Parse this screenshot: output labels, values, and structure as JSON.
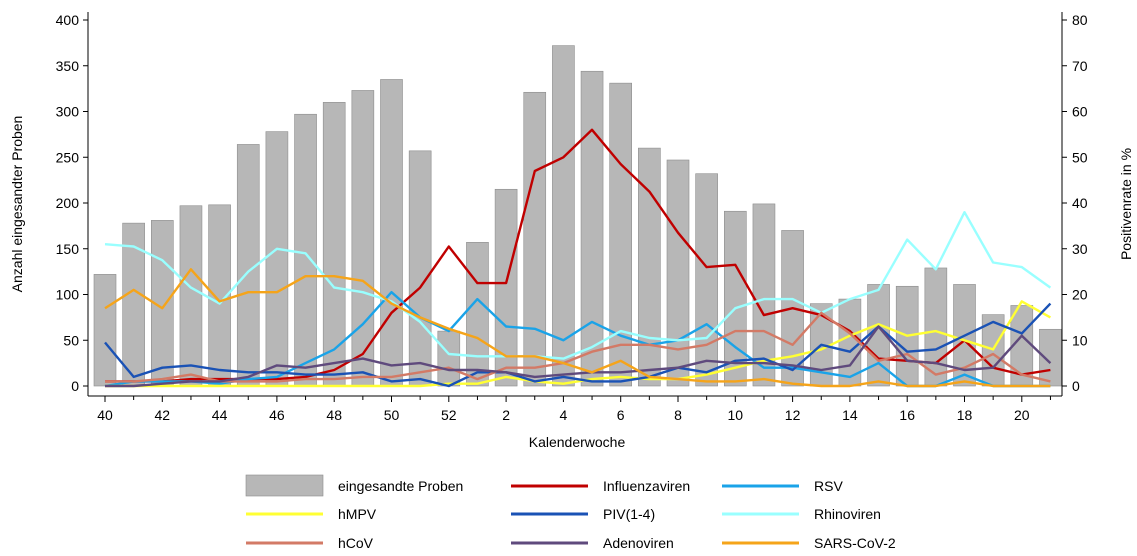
{
  "chart_data": {
    "type": "bar+line",
    "xlabel": "Kalenderwoche",
    "ylabel_left": "Anzahl eingesandter Proben",
    "ylabel_right": "Positivenrate in %",
    "ylim_left": [
      0,
      400
    ],
    "ylim_right": [
      0,
      80
    ],
    "yticks_left": [
      "0",
      "50",
      "100",
      "150",
      "200",
      "250",
      "300",
      "350",
      "400"
    ],
    "yticks_right": [
      "0",
      "10",
      "20",
      "30",
      "40",
      "50",
      "60",
      "70",
      "80"
    ],
    "weeks": [
      "40",
      "41",
      "42",
      "43",
      "44",
      "45",
      "46",
      "47",
      "48",
      "49",
      "50",
      "51",
      "52",
      "1",
      "2",
      "3",
      "4",
      "5",
      "6",
      "7",
      "8",
      "9",
      "10",
      "11",
      "12",
      "13",
      "14",
      "15",
      "16",
      "17",
      "18",
      "19",
      "20",
      "21"
    ],
    "tick_labels": [
      "40",
      "",
      "42",
      "",
      "44",
      "",
      "46",
      "",
      "48",
      "",
      "50",
      "",
      "52",
      "",
      "2",
      "",
      "4",
      "",
      "6",
      "",
      "8",
      "",
      "10",
      "",
      "12",
      "",
      "14",
      "",
      "16",
      "",
      "18",
      "",
      "20",
      ""
    ],
    "bars": {
      "name": "eingesandte Proben",
      "color": "#b7b7b7",
      "values": [
        122,
        178,
        181,
        197,
        198,
        264,
        278,
        297,
        310,
        323,
        335,
        257,
        60,
        157,
        215,
        321,
        372,
        344,
        331,
        260,
        247,
        232,
        191,
        199,
        170,
        90,
        95,
        111,
        109,
        129,
        111,
        78,
        88,
        62
      ]
    },
    "series": [
      {
        "name": "Influenzaviren",
        "color": "#c00000",
        "values": [
          1,
          1,
          1,
          1.5,
          1.5,
          1.5,
          1.5,
          2,
          3.5,
          7,
          16,
          21.5,
          30.5,
          22.5,
          22.5,
          47,
          50,
          56,
          48.5,
          42.5,
          33.5,
          26,
          26.5,
          15.5,
          17,
          15.5,
          12,
          6,
          5.5,
          5,
          10,
          4,
          2.5,
          3.5
        ]
      },
      {
        "name": "RSV",
        "color": "#1aa3e8",
        "values": [
          0,
          1,
          1,
          1,
          0.5,
          1.5,
          2,
          5,
          8,
          13.5,
          20.5,
          15,
          12,
          19,
          13,
          12.5,
          10,
          14,
          11,
          9,
          10,
          13.5,
          8.5,
          4,
          4,
          3,
          2,
          5,
          0,
          0,
          2.5,
          0,
          0,
          0
        ]
      },
      {
        "name": "hMPV",
        "color": "#ffff33",
        "values": [
          0,
          0,
          0,
          0,
          0,
          0,
          0,
          0,
          0,
          0,
          0,
          0,
          0.5,
          0.5,
          2,
          1,
          0.5,
          1.5,
          2,
          1.5,
          1.5,
          2.5,
          4,
          5.5,
          6.5,
          8,
          11,
          13.5,
          11,
          12,
          10,
          8,
          18.5,
          15
        ]
      },
      {
        "name": "PIV(1-4)",
        "color": "#1a52b5",
        "values": [
          9.5,
          2,
          4,
          4.5,
          3.5,
          3,
          3,
          2.5,
          2.5,
          3,
          1,
          1.5,
          0,
          3,
          3,
          1,
          2,
          1,
          1,
          2,
          4,
          3,
          5.5,
          6,
          3.5,
          9,
          7.5,
          13,
          7.5,
          8,
          11,
          14,
          11.5,
          18
        ]
      },
      {
        "name": "Rhinoviren",
        "color": "#99ffff",
        "values": [
          31,
          30.5,
          27.5,
          21.5,
          18,
          25,
          30,
          29,
          21.5,
          20.5,
          18.5,
          14,
          7,
          6.5,
          6.5,
          6.5,
          6,
          8.5,
          12,
          10.5,
          10,
          10.5,
          17,
          19,
          19,
          16,
          19,
          21,
          32,
          25.5,
          38,
          27,
          26,
          21.5
        ]
      },
      {
        "name": "hCoV",
        "color": "#d37a66",
        "values": [
          1,
          1,
          1.5,
          2.5,
          1,
          1,
          1,
          1.5,
          1.5,
          2,
          2,
          3,
          4,
          1.5,
          4,
          4,
          5,
          7.5,
          9,
          9,
          8,
          9,
          12,
          12,
          9,
          16,
          11.5,
          5.5,
          7,
          2.5,
          4,
          7,
          2.5,
          1
        ]
      },
      {
        "name": "Adenoviren",
        "color": "#5f4a7d",
        "values": [
          0,
          0,
          0.5,
          1,
          1,
          2,
          4.5,
          4,
          5,
          6,
          4.5,
          5,
          3.5,
          3.5,
          3,
          2,
          2.5,
          3,
          3,
          3.5,
          4,
          5.5,
          5,
          5,
          4.5,
          3.5,
          4.5,
          13,
          5.5,
          5,
          3.5,
          4,
          11,
          5
        ]
      },
      {
        "name": "SARS-CoV-2",
        "color": "#f5a41a",
        "values": [
          17,
          21,
          17,
          25.5,
          18.5,
          20.5,
          20.5,
          24,
          24,
          23,
          18,
          15,
          12.5,
          10.5,
          6.5,
          6.5,
          5,
          3,
          5.5,
          2,
          1.5,
          1,
          1,
          1.5,
          0.5,
          0,
          0,
          1,
          0,
          0,
          1,
          0,
          0,
          0
        ]
      }
    ],
    "legend": {
      "placement": "bottom",
      "entries": [
        {
          "label": "eingesandte Proben",
          "kind": "bar",
          "color": "#b7b7b7"
        },
        {
          "label": "Influenzaviren",
          "kind": "line",
          "color": "#c00000"
        },
        {
          "label": "RSV",
          "kind": "line",
          "color": "#1aa3e8"
        },
        {
          "label": "hMPV",
          "kind": "line",
          "color": "#ffff33"
        },
        {
          "label": "PIV(1-4)",
          "kind": "line",
          "color": "#1a52b5"
        },
        {
          "label": "Rhinoviren",
          "kind": "line",
          "color": "#99ffff"
        },
        {
          "label": "hCoV",
          "kind": "line",
          "color": "#d37a66"
        },
        {
          "label": "Adenoviren",
          "kind": "line",
          "color": "#5f4a7d"
        },
        {
          "label": "SARS-CoV-2",
          "kind": "line",
          "color": "#f5a41a"
        }
      ]
    },
    "grid": false
  }
}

■ ■ ■ ■ ■ ■ ■

**Task brief**
Transcribe the full listing character for character. Pictures are excluded.

**Output below**
Parse this screenshot: output labels, values, and structure as JSON.
{
  "chart_data": {
    "type": "bar+line",
    "xlabel": "Kalenderwoche",
    "ylabel_left": "Anzahl eingesandter Proben",
    "ylabel_right": "Positivenrate in %",
    "ylim_left": [
      0,
      400
    ],
    "ylim_right": [
      0,
      80
    ],
    "yticks_left": [
      "0",
      "50",
      "100",
      "150",
      "200",
      "250",
      "300",
      "350",
      "400"
    ],
    "yticks_right": [
      "0",
      "10",
      "20",
      "30",
      "40",
      "50",
      "60",
      "70",
      "80"
    ],
    "weeks": [
      "40",
      "41",
      "42",
      "43",
      "44",
      "45",
      "46",
      "47",
      "48",
      "49",
      "50",
      "51",
      "52",
      "1",
      "2",
      "3",
      "4",
      "5",
      "6",
      "7",
      "8",
      "9",
      "10",
      "11",
      "12",
      "13",
      "14",
      "15",
      "16",
      "17",
      "18",
      "19",
      "20",
      "21"
    ],
    "tick_labels": [
      "40",
      "",
      "42",
      "",
      "44",
      "",
      "46",
      "",
      "48",
      "",
      "50",
      "",
      "52",
      "",
      "2",
      "",
      "4",
      "",
      "6",
      "",
      "8",
      "",
      "10",
      "",
      "12",
      "",
      "14",
      "",
      "16",
      "",
      "18",
      "",
      "20",
      ""
    ],
    "bars": {
      "name": "eingesandte Proben",
      "color": "#b7b7b7",
      "values": [
        122,
        178,
        181,
        197,
        198,
        264,
        278,
        297,
        310,
        323,
        335,
        257,
        60,
        157,
        215,
        321,
        372,
        344,
        331,
        260,
        247,
        232,
        191,
        199,
        170,
        90,
        95,
        111,
        109,
        129,
        111,
        78,
        88,
        62
      ]
    },
    "series": [
      {
        "name": "Influenzaviren",
        "color": "#c00000",
        "values": [
          1,
          1,
          1,
          1.5,
          1.5,
          1.5,
          1.5,
          2,
          3.5,
          7,
          16,
          21.5,
          30.5,
          22.5,
          22.5,
          47,
          50,
          56,
          48.5,
          42.5,
          33.5,
          26,
          26.5,
          15.5,
          17,
          15.5,
          12,
          6,
          5.5,
          5,
          10,
          4,
          2.5,
          3.5
        ]
      },
      {
        "name": "RSV",
        "color": "#1aa3e8",
        "values": [
          0,
          1,
          1,
          1,
          0.5,
          1.5,
          2,
          5,
          8,
          13.5,
          20.5,
          15,
          12,
          19,
          13,
          12.5,
          10,
          14,
          11,
          9,
          10,
          13.5,
          8.5,
          4,
          4,
          3,
          2,
          5,
          0,
          0,
          2.5,
          0,
          0,
          0
        ]
      },
      {
        "name": "hMPV",
        "color": "#ffff33",
        "values": [
          0,
          0,
          0,
          0,
          0,
          0,
          0,
          0,
          0,
          0,
          0,
          0,
          0.5,
          0.5,
          2,
          1,
          0.5,
          1.5,
          2,
          1.5,
          1.5,
          2.5,
          4,
          5.5,
          6.5,
          8,
          11,
          13.5,
          11,
          12,
          10,
          8,
          18.5,
          15
        ]
      },
      {
        "name": "PIV(1-4)",
        "color": "#1a52b5",
        "values": [
          9.5,
          2,
          4,
          4.5,
          3.5,
          3,
          3,
          2.5,
          2.5,
          3,
          1,
          1.5,
          0,
          3,
          3,
          1,
          2,
          1,
          1,
          2,
          4,
          3,
          5.5,
          6,
          3.5,
          9,
          7.5,
          13,
          7.5,
          8,
          11,
          14,
          11.5,
          18
        ]
      },
      {
        "name": "Rhinoviren",
        "color": "#99ffff",
        "values": [
          31,
          30.5,
          27.5,
          21.5,
          18,
          25,
          30,
          29,
          21.5,
          20.5,
          18.5,
          14,
          7,
          6.5,
          6.5,
          6.5,
          6,
          8.5,
          12,
          10.5,
          10,
          10.5,
          17,
          19,
          19,
          16,
          19,
          21,
          32,
          25.5,
          38,
          27,
          26,
          21.5
        ]
      },
      {
        "name": "hCoV",
        "color": "#d37a66",
        "values": [
          1,
          1,
          1.5,
          2.5,
          1,
          1,
          1,
          1.5,
          1.5,
          2,
          2,
          3,
          4,
          1.5,
          4,
          4,
          5,
          7.5,
          9,
          9,
          8,
          9,
          12,
          12,
          9,
          16,
          11.5,
          5.5,
          7,
          2.5,
          4,
          7,
          2.5,
          1
        ]
      },
      {
        "name": "Adenoviren",
        "color": "#5f4a7d",
        "values": [
          0,
          0,
          0.5,
          1,
          1,
          2,
          4.5,
          4,
          5,
          6,
          4.5,
          5,
          3.5,
          3.5,
          3,
          2,
          2.5,
          3,
          3,
          3.5,
          4,
          5.5,
          5,
          5,
          4.5,
          3.5,
          4.5,
          13,
          5.5,
          5,
          3.5,
          4,
          11,
          5
        ]
      },
      {
        "name": "SARS-CoV-2",
        "color": "#f5a41a",
        "values": [
          17,
          21,
          17,
          25.5,
          18.5,
          20.5,
          20.5,
          24,
          24,
          23,
          18,
          15,
          12.5,
          10.5,
          6.5,
          6.5,
          5,
          3,
          5.5,
          2,
          1.5,
          1,
          1,
          1.5,
          0.5,
          0,
          0,
          1,
          0,
          0,
          1,
          0,
          0,
          0
        ]
      }
    ],
    "legend": {
      "placement": "bottom",
      "entries": [
        {
          "label": "eingesandte Proben",
          "kind": "bar",
          "color": "#b7b7b7"
        },
        {
          "label": "Influenzaviren",
          "kind": "line",
          "color": "#c00000"
        },
        {
          "label": "RSV",
          "kind": "line",
          "color": "#1aa3e8"
        },
        {
          "label": "hMPV",
          "kind": "line",
          "color": "#ffff33"
        },
        {
          "label": "PIV(1-4)",
          "kind": "line",
          "color": "#1a52b5"
        },
        {
          "label": "Rhinoviren",
          "kind": "line",
          "color": "#99ffff"
        },
        {
          "label": "hCoV",
          "kind": "line",
          "color": "#d37a66"
        },
        {
          "label": "Adenoviren",
          "kind": "line",
          "color": "#5f4a7d"
        },
        {
          "label": "SARS-CoV-2",
          "kind": "line",
          "color": "#f5a41a"
        }
      ]
    },
    "grid": false
  }
}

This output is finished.